Exercise directions: Collect each line containing "JSON".

Input records:
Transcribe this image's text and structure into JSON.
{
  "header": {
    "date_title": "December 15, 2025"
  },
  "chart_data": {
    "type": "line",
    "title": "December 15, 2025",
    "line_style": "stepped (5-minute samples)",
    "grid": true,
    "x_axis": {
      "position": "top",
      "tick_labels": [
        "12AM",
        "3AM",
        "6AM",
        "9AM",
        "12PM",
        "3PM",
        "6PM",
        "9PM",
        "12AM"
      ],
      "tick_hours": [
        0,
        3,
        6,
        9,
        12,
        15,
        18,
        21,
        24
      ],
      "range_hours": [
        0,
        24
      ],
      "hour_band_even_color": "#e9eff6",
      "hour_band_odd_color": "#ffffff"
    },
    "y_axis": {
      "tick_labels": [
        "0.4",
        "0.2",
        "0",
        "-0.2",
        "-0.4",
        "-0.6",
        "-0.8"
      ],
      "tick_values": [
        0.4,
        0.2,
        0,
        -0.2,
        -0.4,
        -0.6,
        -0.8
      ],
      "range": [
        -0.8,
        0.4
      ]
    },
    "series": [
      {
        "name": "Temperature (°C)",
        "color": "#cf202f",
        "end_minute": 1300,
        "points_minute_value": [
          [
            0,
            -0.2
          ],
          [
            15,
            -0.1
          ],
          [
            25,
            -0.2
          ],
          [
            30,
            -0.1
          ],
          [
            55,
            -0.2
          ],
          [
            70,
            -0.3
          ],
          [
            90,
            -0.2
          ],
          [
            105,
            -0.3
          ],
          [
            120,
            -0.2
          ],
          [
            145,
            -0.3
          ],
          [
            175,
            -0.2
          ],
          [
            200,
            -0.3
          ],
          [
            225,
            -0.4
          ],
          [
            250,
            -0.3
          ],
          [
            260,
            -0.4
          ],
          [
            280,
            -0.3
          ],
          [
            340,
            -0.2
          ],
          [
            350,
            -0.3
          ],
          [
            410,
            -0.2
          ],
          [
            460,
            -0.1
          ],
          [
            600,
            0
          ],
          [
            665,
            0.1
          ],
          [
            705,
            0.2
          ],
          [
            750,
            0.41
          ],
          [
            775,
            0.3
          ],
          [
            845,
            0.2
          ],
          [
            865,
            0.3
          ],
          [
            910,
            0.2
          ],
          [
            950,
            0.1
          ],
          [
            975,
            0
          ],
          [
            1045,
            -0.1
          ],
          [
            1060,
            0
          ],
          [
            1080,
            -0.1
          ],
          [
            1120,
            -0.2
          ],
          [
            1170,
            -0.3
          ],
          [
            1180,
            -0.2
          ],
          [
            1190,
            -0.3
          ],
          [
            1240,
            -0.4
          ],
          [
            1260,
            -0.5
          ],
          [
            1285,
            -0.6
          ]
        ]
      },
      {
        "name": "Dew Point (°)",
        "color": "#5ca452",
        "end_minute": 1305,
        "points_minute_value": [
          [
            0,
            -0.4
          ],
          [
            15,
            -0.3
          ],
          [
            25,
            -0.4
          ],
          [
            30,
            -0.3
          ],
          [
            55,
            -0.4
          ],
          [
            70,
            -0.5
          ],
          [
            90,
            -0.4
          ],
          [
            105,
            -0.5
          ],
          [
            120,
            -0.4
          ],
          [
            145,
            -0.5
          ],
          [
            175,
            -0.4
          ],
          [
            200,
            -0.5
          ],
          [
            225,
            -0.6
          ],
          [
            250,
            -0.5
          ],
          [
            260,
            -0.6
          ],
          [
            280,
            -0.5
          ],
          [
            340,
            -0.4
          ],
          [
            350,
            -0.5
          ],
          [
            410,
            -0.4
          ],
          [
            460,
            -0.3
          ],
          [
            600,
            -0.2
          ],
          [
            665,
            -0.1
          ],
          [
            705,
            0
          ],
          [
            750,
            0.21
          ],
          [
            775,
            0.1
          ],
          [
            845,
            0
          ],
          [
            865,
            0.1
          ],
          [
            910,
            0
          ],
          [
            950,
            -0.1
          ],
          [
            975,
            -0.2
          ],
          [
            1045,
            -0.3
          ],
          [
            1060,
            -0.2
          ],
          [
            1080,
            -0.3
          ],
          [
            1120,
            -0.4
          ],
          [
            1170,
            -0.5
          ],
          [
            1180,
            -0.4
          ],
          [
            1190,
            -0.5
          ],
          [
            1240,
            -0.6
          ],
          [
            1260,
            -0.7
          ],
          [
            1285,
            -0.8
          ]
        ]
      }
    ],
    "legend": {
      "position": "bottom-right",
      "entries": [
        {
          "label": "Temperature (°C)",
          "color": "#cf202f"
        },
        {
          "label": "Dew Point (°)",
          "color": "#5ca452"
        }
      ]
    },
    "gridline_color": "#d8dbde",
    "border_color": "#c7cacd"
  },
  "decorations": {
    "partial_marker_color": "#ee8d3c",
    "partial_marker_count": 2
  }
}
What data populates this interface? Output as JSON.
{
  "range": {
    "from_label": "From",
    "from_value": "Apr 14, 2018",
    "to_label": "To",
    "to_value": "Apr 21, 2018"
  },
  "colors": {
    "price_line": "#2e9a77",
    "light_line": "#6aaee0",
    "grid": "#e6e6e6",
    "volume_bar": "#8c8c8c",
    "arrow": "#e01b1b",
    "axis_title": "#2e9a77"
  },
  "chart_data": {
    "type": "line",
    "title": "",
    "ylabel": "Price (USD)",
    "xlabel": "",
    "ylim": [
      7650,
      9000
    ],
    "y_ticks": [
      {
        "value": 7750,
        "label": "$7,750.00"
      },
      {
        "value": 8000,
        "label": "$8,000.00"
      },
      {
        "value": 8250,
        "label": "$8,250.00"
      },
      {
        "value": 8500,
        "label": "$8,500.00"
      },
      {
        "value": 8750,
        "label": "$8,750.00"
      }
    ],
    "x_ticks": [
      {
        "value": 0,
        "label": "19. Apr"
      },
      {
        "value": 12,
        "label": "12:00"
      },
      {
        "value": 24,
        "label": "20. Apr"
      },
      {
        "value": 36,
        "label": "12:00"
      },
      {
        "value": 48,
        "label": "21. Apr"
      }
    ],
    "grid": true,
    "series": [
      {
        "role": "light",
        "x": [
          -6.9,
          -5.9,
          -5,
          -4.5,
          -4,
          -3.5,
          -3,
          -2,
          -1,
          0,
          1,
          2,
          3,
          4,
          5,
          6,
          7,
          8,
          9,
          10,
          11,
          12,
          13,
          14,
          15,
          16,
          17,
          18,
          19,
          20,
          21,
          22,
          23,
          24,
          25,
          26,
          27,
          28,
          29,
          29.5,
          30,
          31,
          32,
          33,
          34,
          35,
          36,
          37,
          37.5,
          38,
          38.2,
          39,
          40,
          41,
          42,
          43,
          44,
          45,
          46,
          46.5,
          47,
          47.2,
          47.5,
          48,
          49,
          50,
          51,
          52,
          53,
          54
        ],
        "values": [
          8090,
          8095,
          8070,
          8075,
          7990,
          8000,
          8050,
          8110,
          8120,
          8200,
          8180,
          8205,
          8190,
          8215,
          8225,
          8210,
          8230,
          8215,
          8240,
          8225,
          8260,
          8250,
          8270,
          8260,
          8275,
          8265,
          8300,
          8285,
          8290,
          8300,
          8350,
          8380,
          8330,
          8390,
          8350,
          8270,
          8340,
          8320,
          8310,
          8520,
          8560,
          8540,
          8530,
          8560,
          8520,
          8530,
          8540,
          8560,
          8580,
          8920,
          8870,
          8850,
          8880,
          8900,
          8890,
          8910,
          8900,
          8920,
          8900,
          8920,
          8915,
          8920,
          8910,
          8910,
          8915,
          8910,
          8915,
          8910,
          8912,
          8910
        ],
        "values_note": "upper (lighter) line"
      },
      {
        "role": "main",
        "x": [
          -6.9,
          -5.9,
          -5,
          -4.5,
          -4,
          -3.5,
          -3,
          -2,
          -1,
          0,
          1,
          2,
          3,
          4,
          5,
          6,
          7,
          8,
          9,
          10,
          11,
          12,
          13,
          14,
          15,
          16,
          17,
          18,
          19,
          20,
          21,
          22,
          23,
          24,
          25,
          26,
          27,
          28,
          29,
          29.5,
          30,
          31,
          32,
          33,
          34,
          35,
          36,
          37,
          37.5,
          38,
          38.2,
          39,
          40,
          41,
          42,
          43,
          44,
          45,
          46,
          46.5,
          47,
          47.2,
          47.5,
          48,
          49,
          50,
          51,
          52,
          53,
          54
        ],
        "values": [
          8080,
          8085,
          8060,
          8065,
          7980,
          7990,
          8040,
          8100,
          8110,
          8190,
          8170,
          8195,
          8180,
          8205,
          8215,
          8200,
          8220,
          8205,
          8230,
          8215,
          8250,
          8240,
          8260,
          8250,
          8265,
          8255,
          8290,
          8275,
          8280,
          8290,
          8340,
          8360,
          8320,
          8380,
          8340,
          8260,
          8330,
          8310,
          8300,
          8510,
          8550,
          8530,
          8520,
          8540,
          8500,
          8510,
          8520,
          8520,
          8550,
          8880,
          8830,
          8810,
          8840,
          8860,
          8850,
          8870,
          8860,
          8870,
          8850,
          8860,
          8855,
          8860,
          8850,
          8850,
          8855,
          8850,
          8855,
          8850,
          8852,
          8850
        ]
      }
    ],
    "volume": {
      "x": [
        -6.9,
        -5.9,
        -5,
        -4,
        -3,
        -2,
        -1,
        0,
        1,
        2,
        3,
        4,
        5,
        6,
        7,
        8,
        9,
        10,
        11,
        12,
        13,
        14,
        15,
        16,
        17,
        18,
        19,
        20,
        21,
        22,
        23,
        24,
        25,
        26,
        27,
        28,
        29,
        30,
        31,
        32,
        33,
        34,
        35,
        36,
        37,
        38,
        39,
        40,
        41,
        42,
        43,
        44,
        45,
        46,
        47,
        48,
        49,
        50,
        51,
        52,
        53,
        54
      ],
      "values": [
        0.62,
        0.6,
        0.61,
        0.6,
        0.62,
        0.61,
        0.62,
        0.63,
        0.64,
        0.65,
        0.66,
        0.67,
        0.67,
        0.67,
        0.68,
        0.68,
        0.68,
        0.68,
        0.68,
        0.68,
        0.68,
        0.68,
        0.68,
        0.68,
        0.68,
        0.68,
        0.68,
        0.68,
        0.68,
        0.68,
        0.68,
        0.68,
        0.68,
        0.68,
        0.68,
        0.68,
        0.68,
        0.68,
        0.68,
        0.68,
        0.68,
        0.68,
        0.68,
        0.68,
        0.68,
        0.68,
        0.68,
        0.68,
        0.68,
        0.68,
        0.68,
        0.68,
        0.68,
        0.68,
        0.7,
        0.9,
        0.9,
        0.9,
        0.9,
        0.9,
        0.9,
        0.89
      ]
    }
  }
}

Written answer:
Transcribe this image's text and structure into JSON.
What data populates this interface? Output as JSON.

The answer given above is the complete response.